EXERCISE AIM – From the records below, pull each line that has "الله".
:::::
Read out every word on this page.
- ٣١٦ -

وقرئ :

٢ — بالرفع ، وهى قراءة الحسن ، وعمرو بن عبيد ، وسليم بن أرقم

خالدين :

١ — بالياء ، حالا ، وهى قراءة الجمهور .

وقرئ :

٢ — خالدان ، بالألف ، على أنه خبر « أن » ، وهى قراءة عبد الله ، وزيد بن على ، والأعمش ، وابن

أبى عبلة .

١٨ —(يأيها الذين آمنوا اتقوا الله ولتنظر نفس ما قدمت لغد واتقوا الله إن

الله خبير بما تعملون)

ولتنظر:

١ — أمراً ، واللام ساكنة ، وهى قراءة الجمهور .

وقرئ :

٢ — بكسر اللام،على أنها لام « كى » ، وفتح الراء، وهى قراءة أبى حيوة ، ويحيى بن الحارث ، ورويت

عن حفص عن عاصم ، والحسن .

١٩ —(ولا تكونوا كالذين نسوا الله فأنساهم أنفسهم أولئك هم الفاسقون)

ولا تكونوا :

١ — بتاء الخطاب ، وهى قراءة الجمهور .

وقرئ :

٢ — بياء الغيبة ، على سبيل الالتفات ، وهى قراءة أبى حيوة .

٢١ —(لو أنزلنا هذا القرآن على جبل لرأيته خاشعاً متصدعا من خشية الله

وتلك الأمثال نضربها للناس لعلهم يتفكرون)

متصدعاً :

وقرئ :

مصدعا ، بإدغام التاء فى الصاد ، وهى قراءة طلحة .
:::::
ANSWER BELOW –
٢ — خالدان ، بالألف ، على أنه خبر « أن » ، وهى قراءة عبد الله ، وزيد بن على ، والأعمش ، وابن
١٨ —(يأيها الذين آمنوا اتقوا الله ولتنظر نفس ما قدمت لغد واتقوا الله إن
الله خبير بما تعملون)
١٩ —(ولا تكونوا كالذين نسوا الله فأنساهم أنفسهم أولئك هم الفاسقون)
٢١ —(لو أنزلنا هذا القرآن على جبل لرأيته خاشعاً متصدعا من خشية الله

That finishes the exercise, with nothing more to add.